* _Problem to work on_
Only a number is expected: how many lines in the data below contain the word "Kvalnes".

* _Rows_
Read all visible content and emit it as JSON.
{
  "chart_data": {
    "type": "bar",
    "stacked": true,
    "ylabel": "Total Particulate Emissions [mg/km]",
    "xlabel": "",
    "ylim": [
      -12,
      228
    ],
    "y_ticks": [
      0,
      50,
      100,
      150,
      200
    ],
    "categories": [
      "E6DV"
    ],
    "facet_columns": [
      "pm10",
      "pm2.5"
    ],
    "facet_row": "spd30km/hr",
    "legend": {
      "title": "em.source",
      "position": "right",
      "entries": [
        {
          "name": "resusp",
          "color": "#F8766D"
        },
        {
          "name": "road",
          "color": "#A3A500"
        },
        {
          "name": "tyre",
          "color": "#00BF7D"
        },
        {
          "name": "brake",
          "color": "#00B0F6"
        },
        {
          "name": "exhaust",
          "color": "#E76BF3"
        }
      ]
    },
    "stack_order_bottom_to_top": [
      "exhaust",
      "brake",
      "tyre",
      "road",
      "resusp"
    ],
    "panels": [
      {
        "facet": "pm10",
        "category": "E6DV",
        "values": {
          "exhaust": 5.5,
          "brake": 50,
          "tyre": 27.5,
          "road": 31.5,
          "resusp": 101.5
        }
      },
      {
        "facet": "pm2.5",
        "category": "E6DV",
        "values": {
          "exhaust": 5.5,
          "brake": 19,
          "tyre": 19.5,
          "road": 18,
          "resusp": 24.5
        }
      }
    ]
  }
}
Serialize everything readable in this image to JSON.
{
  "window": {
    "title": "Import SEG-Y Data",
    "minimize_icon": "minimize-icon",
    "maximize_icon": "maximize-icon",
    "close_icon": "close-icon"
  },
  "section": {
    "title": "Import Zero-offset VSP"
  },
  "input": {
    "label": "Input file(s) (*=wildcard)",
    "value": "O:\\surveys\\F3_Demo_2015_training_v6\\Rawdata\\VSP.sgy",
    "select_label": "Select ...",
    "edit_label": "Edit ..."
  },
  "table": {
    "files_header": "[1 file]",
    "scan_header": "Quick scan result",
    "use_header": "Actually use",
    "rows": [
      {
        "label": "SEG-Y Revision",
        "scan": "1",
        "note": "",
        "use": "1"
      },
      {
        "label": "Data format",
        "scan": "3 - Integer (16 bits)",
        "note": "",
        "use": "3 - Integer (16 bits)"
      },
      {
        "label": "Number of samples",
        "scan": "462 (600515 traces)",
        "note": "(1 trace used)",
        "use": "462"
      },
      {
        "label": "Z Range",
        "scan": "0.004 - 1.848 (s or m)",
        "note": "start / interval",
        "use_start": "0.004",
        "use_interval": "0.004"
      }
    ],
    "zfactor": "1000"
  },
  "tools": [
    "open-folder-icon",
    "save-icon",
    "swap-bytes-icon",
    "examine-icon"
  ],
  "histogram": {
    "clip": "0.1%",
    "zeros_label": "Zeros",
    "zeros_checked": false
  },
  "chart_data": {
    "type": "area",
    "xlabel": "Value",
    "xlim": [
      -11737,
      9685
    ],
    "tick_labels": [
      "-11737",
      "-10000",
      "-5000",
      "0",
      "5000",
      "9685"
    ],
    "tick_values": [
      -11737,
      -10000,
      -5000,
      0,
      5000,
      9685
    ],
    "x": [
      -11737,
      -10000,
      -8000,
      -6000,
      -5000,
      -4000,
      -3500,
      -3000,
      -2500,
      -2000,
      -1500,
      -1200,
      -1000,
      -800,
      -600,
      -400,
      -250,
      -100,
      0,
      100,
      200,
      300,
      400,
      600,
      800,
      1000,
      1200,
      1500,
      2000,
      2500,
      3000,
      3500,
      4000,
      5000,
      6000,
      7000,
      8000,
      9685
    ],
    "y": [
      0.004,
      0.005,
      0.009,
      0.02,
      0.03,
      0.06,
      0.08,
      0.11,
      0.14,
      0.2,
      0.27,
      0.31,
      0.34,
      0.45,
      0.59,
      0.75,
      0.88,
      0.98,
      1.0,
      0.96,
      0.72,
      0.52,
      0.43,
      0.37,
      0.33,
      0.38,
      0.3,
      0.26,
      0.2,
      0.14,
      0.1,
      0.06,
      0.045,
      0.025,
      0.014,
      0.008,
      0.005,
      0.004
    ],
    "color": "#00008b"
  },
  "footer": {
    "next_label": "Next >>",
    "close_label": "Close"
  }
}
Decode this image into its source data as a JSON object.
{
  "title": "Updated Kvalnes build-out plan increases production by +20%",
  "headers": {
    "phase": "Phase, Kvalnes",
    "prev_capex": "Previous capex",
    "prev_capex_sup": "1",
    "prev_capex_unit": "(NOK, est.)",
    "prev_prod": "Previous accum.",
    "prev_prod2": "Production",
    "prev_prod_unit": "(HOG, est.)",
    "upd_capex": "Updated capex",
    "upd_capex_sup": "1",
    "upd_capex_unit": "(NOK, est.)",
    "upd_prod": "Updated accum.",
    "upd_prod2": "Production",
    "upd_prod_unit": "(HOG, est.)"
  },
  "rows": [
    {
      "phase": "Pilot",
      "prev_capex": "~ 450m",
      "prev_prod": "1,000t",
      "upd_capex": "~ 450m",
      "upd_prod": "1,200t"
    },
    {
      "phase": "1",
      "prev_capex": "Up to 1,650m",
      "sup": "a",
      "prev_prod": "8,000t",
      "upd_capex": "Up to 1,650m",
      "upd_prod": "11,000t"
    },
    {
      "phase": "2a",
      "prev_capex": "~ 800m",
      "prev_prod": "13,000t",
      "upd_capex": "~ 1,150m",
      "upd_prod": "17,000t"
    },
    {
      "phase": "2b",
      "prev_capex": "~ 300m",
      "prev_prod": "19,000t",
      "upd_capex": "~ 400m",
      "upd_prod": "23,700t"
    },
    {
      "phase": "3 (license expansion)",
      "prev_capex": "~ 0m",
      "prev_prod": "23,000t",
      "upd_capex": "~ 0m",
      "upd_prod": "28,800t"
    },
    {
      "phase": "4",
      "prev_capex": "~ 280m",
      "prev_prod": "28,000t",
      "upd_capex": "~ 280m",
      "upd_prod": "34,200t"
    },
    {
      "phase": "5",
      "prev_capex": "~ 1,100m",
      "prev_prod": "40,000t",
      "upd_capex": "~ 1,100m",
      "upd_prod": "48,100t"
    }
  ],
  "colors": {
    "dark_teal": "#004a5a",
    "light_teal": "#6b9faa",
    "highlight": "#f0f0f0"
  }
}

* _The solution_
2